- _EXTRACT TO READ_

+---+

It's time to get a faster, cleaner anaconda

Published 6/6/2019 7:53:51 AM
Filed under Machine Learning

Why I downloaded massive anaconda binaries in the past is beyond me to be honest. I like to use virtual environments, so almost none of the stuff in the base anaconda installation is ever used. Time to change things around and get a leaner, faster anaconda installation.

In this post, I'll show you how you can switch your computer to using miniconda and how I use virtual environments in my projects to keep a clean workspace.

Getting miniconda

Let's start by getting miniconda installed. Miniconda is a Anaconda variant that contains a minimal set of tools to get started with Python on Anaconda. Unlike the full blown Anaconda distribution it doesn't contain packages like scipy, scikit-learn and pandas. You have to install those manually.

The benefit of Miniconda is that it is only 58MB on Windows. That's a lot less then the 500MB installer that you have to download for Anaconda.

You can download the miniconda installer from the anaconda website. Once downloaded, follow the instructions to install it on your machine.

Make sure to include the anaconda tools in your PATH variable. The installer will provide the options for this during installation.

Now that you have miniconda installed, let's take a look at how you can use it from Powershell and Visual Studio Code on Windows.

Setting up powershell for python development

My personal favorite terminal on Windows is Powershell. It has a pretty decent scripting engine and many open source extensions exist for it.

Setting up useful PowerShell modules

For example, I like to have the following extensions installed on my machine:

The posh-git extension shows the git status for the current directory. With this you can quickly see if you have any pending changes or need to push commits to the server.

The second extension, oh-my-posh contains a customizable prompt with several themes. It's not strictly necessary, but it's a nice addition and it makes my command prompt less boring.

+---+

- _AVAILABLE DATA_
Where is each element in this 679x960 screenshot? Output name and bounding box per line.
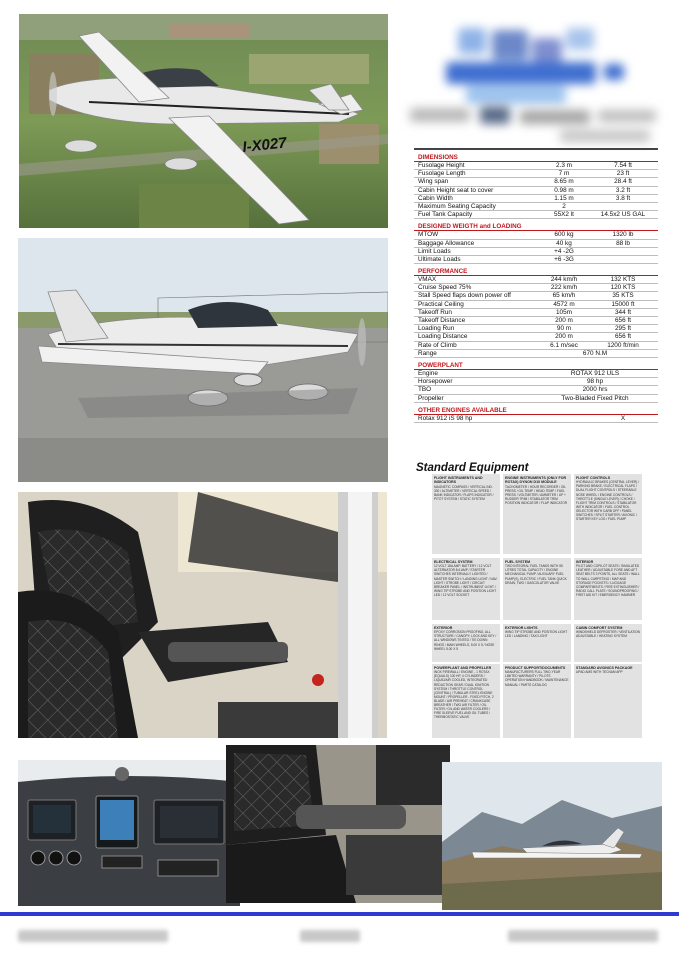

+---+

- _WORK TO DO_
• A. Answer these from the miniconda post:
(i) How big is the Miniconda installer on Windows?
(ii) Which packages does Miniconda leave out that the full Anaconda distribution includes?
(iii) What does the posh-git extension show?
• B. Extend the miniconda post, picking up right after its last sentence.
The data above comes from a separate source.

- _FINAL RESULTS_
• A.
(i) 58MB.
(ii) scipy, scikit-learn and pandas.
(iii) The git status for the current directory.

• B.
To install these extensions, you first need to set up the NuGet module feed for PowerShell:

Install-PackageProvider NuGet -MinimumVersion '2.8.5.201' -Force
Set-PSRepository -Name PSGallery -InstallationPolicy Trusted

First, we add the NuGet package provider to PowerShell. Next, we configure the policy for the PSGallery repository so it is trusted. Note, you can always disable this afterwards if you want.

After setting up the feed, we can install the modules using the following commands:

Install-Module -Name 'posh-git'
Install-Module -Name 'oh-my-posh'

Once installed, edit your powershell profile using the following command:

notepad $profile

Include the following lines in the file:

Import-Module 'posh-git'
Import-Module 'oh-my-posh'
Set-Theme agnoster

The first line imports the git module for the status information. The second line imports the oh-my-posh module. Finally, the third line sets the theme for the oh-my-posh module to agnoster.

Let's modify PowerShell some more with the addition of the anaconda tools.

Adding anaconda commands to PowerShell

Anaconda has a built-in virtual environment manager that allows you to run different Python versions side-by-side on your computer. This is an important tool for Python developers, because you will want different versions of packages depending on the project you're working on. Virtual environments support this.

To use the virtual environment tooling of Anaconda in PowerShell, you need to execute the following command:

conda init powershell

This will install a custom module in PowerShell that allows you to use virtual environments.

With the PowerShell environment set up, let's take a quick look at how to use virtual environments.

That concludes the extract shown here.